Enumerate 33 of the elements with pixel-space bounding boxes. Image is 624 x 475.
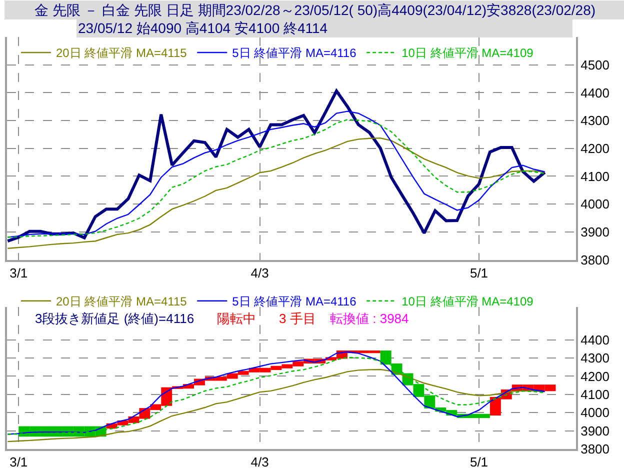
legend-label: 5日 終値平滑 MA=4116 bbox=[232, 46, 357, 60]
y-tick-label: 4100 bbox=[580, 386, 610, 402]
y-tick-label: 4200 bbox=[580, 140, 610, 156]
legend-label: 20日 終値平滑 MA=4115 bbox=[56, 294, 188, 309]
x-tick-label: 3/1 bbox=[10, 454, 28, 470]
y-tick-label: 3800 bbox=[580, 252, 610, 268]
annotation: 転換値 : 3984 bbox=[330, 311, 409, 326]
chart-title: 金 先限 － 白金 先限 日足 期間23/02/28～23/05/12( 50)高4409(23/04/12)安3828(23/02/28) bbox=[34, 2, 596, 18]
y-tick-label: 4300 bbox=[580, 350, 610, 366]
y-tick-label: 4000 bbox=[580, 196, 610, 212]
x-tick-label: 4/3 bbox=[250, 454, 269, 470]
y-tick-label: 4500 bbox=[580, 57, 610, 72]
legend-label: 10日 終値平滑 MA=4109 bbox=[402, 46, 534, 60]
x-tick-label: 5/1 bbox=[470, 265, 488, 280]
y-tick-label: 3800 bbox=[580, 442, 610, 457]
y-tick-label: 3900 bbox=[580, 423, 610, 438]
annotation: 陽転中 bbox=[217, 311, 256, 326]
y-tick-label: 4400 bbox=[580, 332, 610, 348]
annotation: 3 手目 bbox=[279, 311, 316, 326]
legend-label: 5日 終値平滑 MA=4116 bbox=[232, 294, 357, 309]
legend-label: 10日 終値平滑 MA=4109 bbox=[402, 294, 534, 309]
chart-subtitle: 23/05/12 始4090 高4104 安4100 終4114 bbox=[78, 20, 328, 36]
y-tick-label: 4300 bbox=[580, 113, 610, 128]
y-tick-label: 4000 bbox=[580, 405, 610, 420]
y-tick-label: 4200 bbox=[580, 368, 610, 384]
y-tick-label: 4100 bbox=[580, 168, 610, 184]
x-tick-label: 5/1 bbox=[470, 454, 488, 470]
legend-label: 20日 終値平滑 MA=4115 bbox=[56, 46, 188, 60]
y-tick-label: 3900 bbox=[580, 224, 610, 240]
annotation: 3段抜き新値足 (終値)=4116 bbox=[35, 311, 194, 326]
x-tick-label: 3/1 bbox=[10, 265, 28, 280]
y-tick-label: 4400 bbox=[580, 85, 610, 100]
x-tick-label: 4/3 bbox=[250, 265, 269, 280]
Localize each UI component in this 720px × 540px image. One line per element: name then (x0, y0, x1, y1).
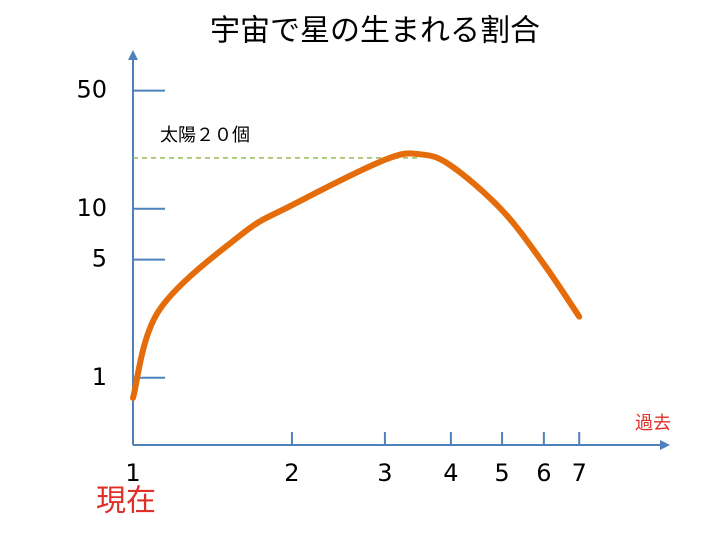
x-annotation: 現在 (96, 484, 156, 519)
x-tick-label: 5 (494, 459, 509, 487)
line-series (130, 150, 583, 401)
y-tick-label: 1 (92, 363, 107, 391)
x-axis-label: 過去 (635, 413, 671, 434)
x-axis-arrow (660, 440, 670, 450)
reference-label: 太陽２０個 (160, 125, 250, 146)
x-tick-label: 4 (443, 459, 458, 487)
x-tick-label: 6 (536, 459, 551, 487)
x-tick-label: 1 (125, 459, 140, 487)
y-tick-label: 50 (76, 76, 107, 104)
chart-title: 宇宙で星の生まれる割合 (210, 14, 540, 49)
y-tick-label: 10 (76, 194, 107, 222)
x-tick-label: 3 (377, 459, 392, 487)
y-axis-arrow (128, 50, 138, 60)
x-tick-label: 2 (284, 459, 299, 487)
x-tick-label: 7 (572, 459, 587, 487)
y-tick-label: 5 (92, 245, 107, 273)
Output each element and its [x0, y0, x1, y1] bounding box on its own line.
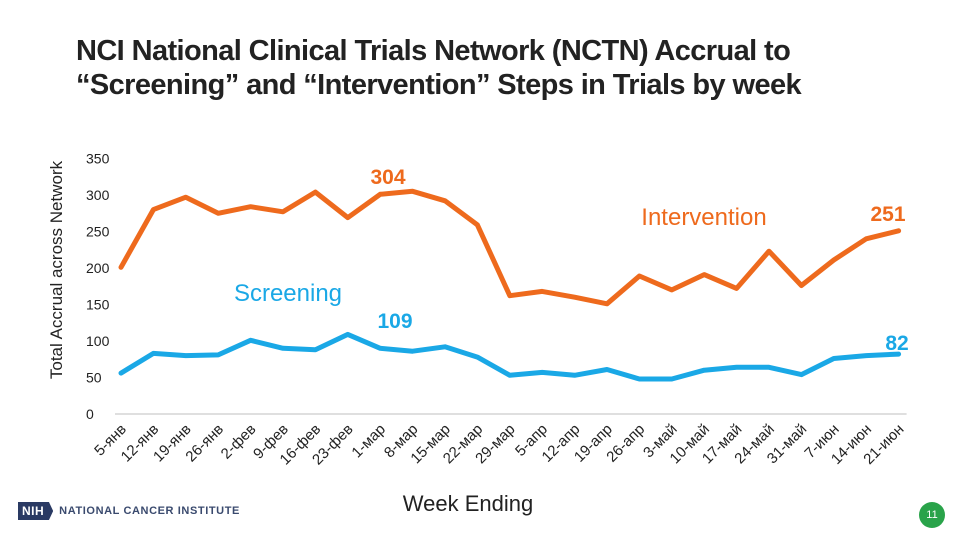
- x-tick-label: 2-фев: [218, 421, 260, 463]
- screening-peak-label: 109: [377, 310, 412, 333]
- y-tick-label: 200: [86, 260, 110, 276]
- y-tick-label: 250: [86, 224, 110, 240]
- x-tick-label: 1-мар: [348, 421, 389, 462]
- y-tick-label: 100: [86, 333, 110, 349]
- nci-logo: NIH NATIONAL CANCER INSTITUTE: [18, 502, 240, 520]
- y-tick-labels: 0 50 100 150 200 250 300 350: [86, 151, 110, 423]
- x-category-labels: 5-янв12-янв19-янв26-янв2-фев9-фев16-фев2…: [91, 421, 907, 469]
- y-tick-label: 50: [86, 370, 102, 386]
- y-tick-label: 300: [86, 187, 110, 203]
- intervention-line: [118, 188, 902, 307]
- title-line-1: NCI National Clinical Trials Network (NC…: [76, 35, 791, 67]
- chart-annotations: Intervention Screening 304 251 109 82: [234, 166, 909, 355]
- page-title: NCI National Clinical Trials Network (NC…: [76, 34, 936, 102]
- screening-last-label: 82: [885, 332, 908, 355]
- y-tick-label: 150: [86, 297, 110, 313]
- intervention-peak-label: 304: [370, 166, 405, 189]
- y-tick-label: 350: [86, 151, 110, 167]
- y-axis-label: Total Accrual across Network: [47, 160, 66, 379]
- screening-line: [118, 331, 902, 382]
- x-axis-label: Week Ending: [403, 491, 533, 516]
- y-tick-label: 0: [86, 406, 94, 422]
- screening-series-label: Screening: [234, 280, 342, 307]
- intervention-last-label: 251: [870, 203, 905, 226]
- nih-badge: NIH: [18, 502, 54, 520]
- series-lines: [118, 188, 902, 382]
- intervention-series-label: Intervention: [641, 204, 766, 231]
- page-number-badge: 11: [919, 502, 945, 528]
- nci-logo-text: NATIONAL CANCER INSTITUTE: [59, 505, 240, 517]
- title-line-2: “Screening” and “Intervention” Steps in …: [76, 69, 802, 101]
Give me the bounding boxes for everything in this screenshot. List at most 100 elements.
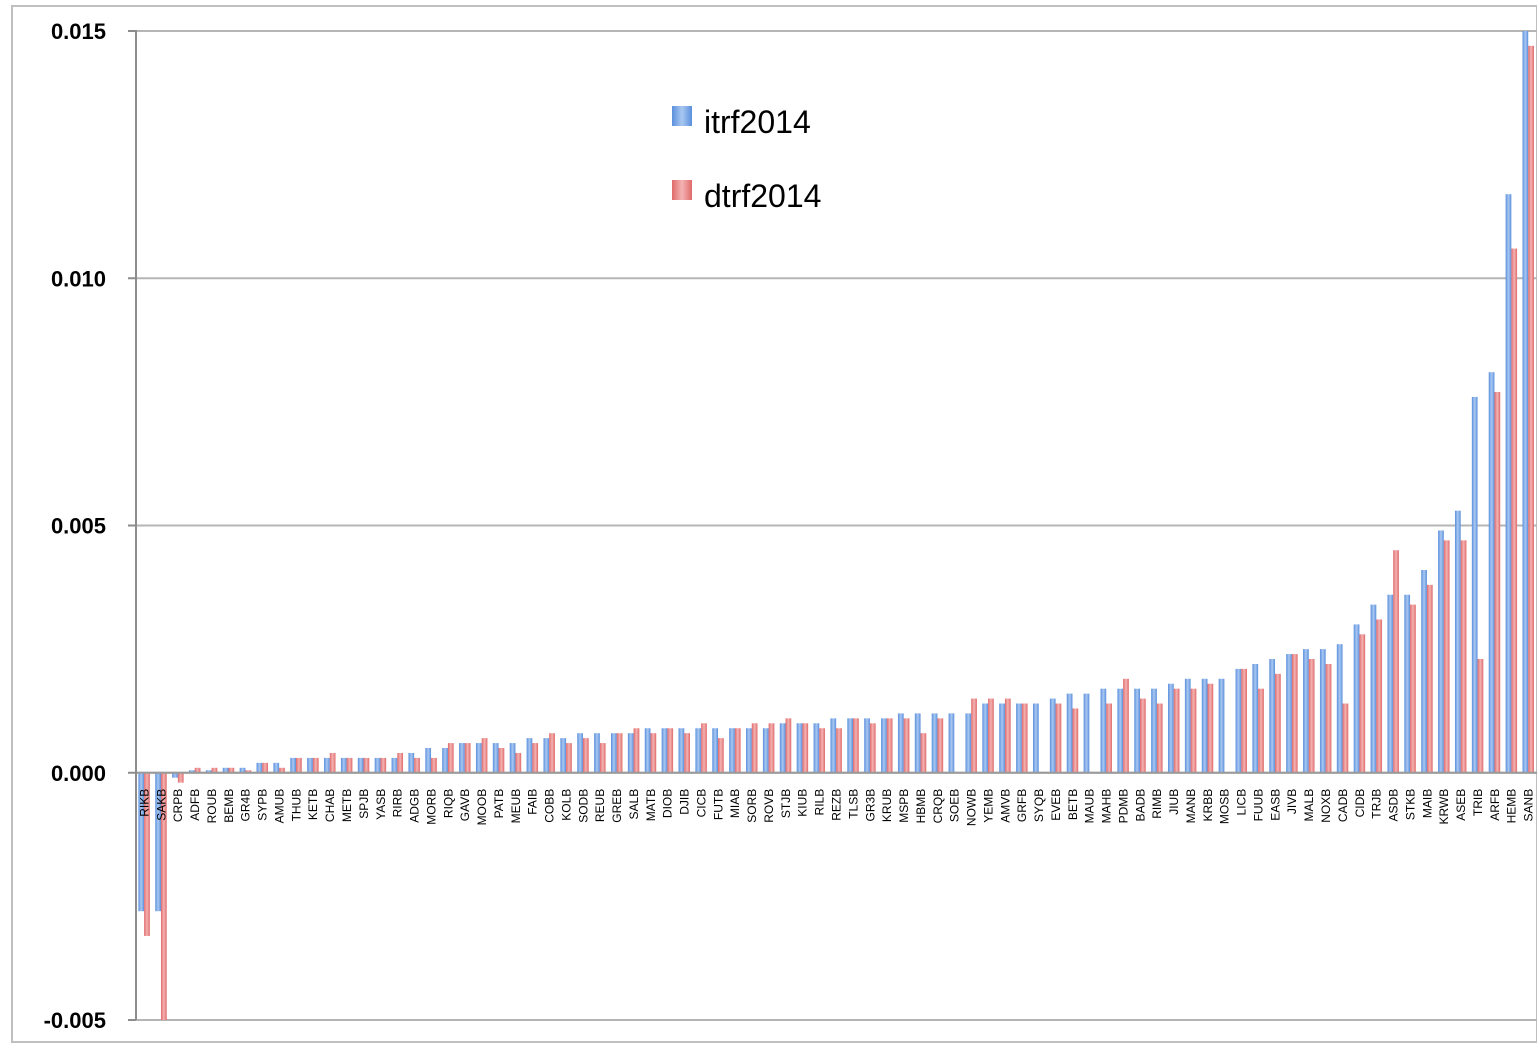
bar-itrf2014-AMUB [273,762,280,773]
x-tick-label: REUB [593,789,607,822]
bar-itrf2014-CIDB [1353,624,1360,773]
x-tick-label: FUUB [1251,789,1265,822]
bar-dtrf2014-ROVB [768,723,775,773]
bar-dtrf2014-CHAB [329,752,336,773]
legend: itrf2014 dtrf2014 [672,104,821,214]
x-tick-label: MALB [1302,789,1316,822]
bar-dtrf2014-MAHB [1106,703,1112,773]
x-tick-label: MIAB [728,789,742,818]
bar-itrf2014-MANB [1184,678,1191,773]
bar-itrf2014-SAKB [155,772,161,912]
x-tick-label: MORB [424,789,438,825]
bar-itrf2014-ASDB [1387,594,1394,773]
x-tick-label: ARFB [1488,789,1502,821]
x-tick-label: GR3B [863,789,877,822]
y-tick-label: 0.010 [51,266,106,291]
x-tick-label: EVEB [1049,789,1063,821]
bar-dtrf2014-GR3B [869,723,876,773]
bar-dtrf2014-MATB [650,733,657,773]
bar-dtrf2014-CRQB [937,718,944,773]
x-tick-label: NOXB [1319,789,1333,823]
bar-itrf2014-STJB [779,723,786,773]
bar-dtrf2014-HBMB [920,733,927,773]
bar-itrf2014-FUTB [712,728,719,773]
gridlines [128,30,1537,1021]
bar-itrf2014-LICB [1235,668,1242,773]
bar-itrf2014-CRQB [931,713,938,773]
bar-dtrf2014-NOWB [971,698,977,773]
bar-dtrf2014-RIRB [397,752,404,773]
x-tick-label: STKB [1403,789,1417,820]
bar-itrf2014-DIOB [661,728,668,773]
bar-dtrf2014-MOOB [481,738,488,773]
legend-label-itrf2014: itrf2014 [704,104,811,140]
bar-dtrf2014-KOLB [566,743,572,773]
bar-itrf2014-GAVB [459,743,465,773]
bar-dtrf2014-SORB [751,723,758,773]
bar-dtrf2014-JIUB [1173,688,1180,773]
legend-label-dtrf2014: dtrf2014 [704,178,821,214]
bar-itrf2014-BETB [1066,693,1073,773]
bar-dtrf2014-CADB [1342,703,1349,773]
x-tick-label: RIRB [391,789,405,818]
x-tick-label: EASB [1268,789,1282,821]
y-tick-label: 0.005 [51,514,106,539]
bar-itrf2014-RIQB [442,748,448,773]
bar-dtrf2014-TRJB [1376,619,1383,773]
bar-itrf2014-JIUB [1168,683,1174,773]
x-tick-label: AMVB [998,789,1012,823]
bar-dtrf2014-BETB [1072,708,1079,773]
x-tick-label: GR4B [239,789,253,822]
bar-itrf2014-CADB [1336,644,1343,773]
bar-dtrf2014-ADFB [194,767,201,773]
x-tick-label: ADGB [408,789,422,823]
bar-itrf2014-KIUB [796,723,803,773]
bar-dtrf2014-KRBB [1207,683,1214,773]
x-tick-label: COBB [543,789,557,823]
x-tick-label: MAIB [1420,789,1434,818]
bar-dtrf2014-MIAB [734,728,741,773]
x-tick-label: MATB [644,789,658,821]
bar-itrf2014-FAIB [526,738,533,773]
bar-itrf2014-SYQB [1032,703,1039,773]
x-tick-label: ASEB [1454,789,1468,821]
x-tick-label: SANB [1522,789,1536,822]
bar-dtrf2014-SALB [633,728,640,773]
bar-dtrf2014-CICB [701,723,707,773]
bar-itrf2014-DJIB [678,728,685,773]
bar-itrf2014-METB [340,757,347,773]
bar-dtrf2014-BEMB [228,767,235,773]
bar-dtrf2014-AMVB [1004,698,1011,773]
x-tick-label: PATB [492,789,506,819]
x-tick-label: AMUB [272,789,286,824]
bar-itrf2014-THUB [290,757,297,773]
bar-itrf2014-SALB [627,733,634,773]
bar-itrf2014-EASB [1269,659,1276,773]
bar-dtrf2014-SAKB [160,772,167,1020]
x-tick-label: CHAB [323,789,337,822]
x-tick-label: DIOB [661,789,675,818]
x-tick-label: RIQB [441,789,455,818]
x-tick-label: TLSB [846,789,860,819]
bar-itrf2014-ASEB [1454,510,1461,773]
bar-dtrf2014-STKB [1410,604,1416,773]
bar-itrf2014-ADGB [408,752,415,773]
bar-itrf2014-FUUB [1252,663,1259,773]
bar-dtrf2014-SPJB [363,757,370,773]
bar-dtrf2014-MANB [1190,688,1197,773]
bar-itrf2014-NOXB [1319,649,1326,773]
x-tick-label: KRBB [1201,789,1215,822]
x-tick-label: CIDB [1353,789,1367,818]
bar-itrf2014-KRBB [1201,678,1208,773]
x-tick-label: JIUB [1167,789,1181,815]
x-tick-label: BADB [1133,789,1147,822]
x-tick-label: CADB [1336,789,1350,822]
bar-itrf2014-GR4B [239,767,246,773]
bar-dtrf2014-REZB [836,728,842,773]
bar-dtrf2014-KETB [312,757,319,773]
bar-dtrf2014-THUB [296,757,302,773]
legend-swatch-dtrf2014 [672,180,692,200]
bar-itrf2014-TRIB [1471,396,1478,773]
bar-dtrf2014-TRIB [1477,659,1484,773]
x-tick-label: STJB [779,789,793,818]
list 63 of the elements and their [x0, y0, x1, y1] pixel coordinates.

-=-=-=-=-

## Problem details
Format everything from the line containing "bar-itrf2014-AMUB [273,762,280,773]" down to the line containing "bar-dtrf2014-MAHB [1106,703,1112,773]", both included, as a JSON list of strings, one string per line, with blank lines omitted.

## Answer for this exercise
[
  "bar-itrf2014-AMUB [273,762,280,773]",
  "x-tick-label: REUB [593,789,607,822]",
  "bar-itrf2014-CIDB [1353,624,1360,773]",
  "x-tick-label: FUUB [1251,789,1265,822]",
  "bar-dtrf2014-ROVB [768,723,775,773]",
  "bar-dtrf2014-CHAB [329,752,336,773]",
  "legend: itrf2014 dtrf2014 [672,104,821,214]",
  "x-tick-label: MALB [1302,789,1316,822]",
  "bar-dtrf2014-MAHB [1106,703,1112,773]"
]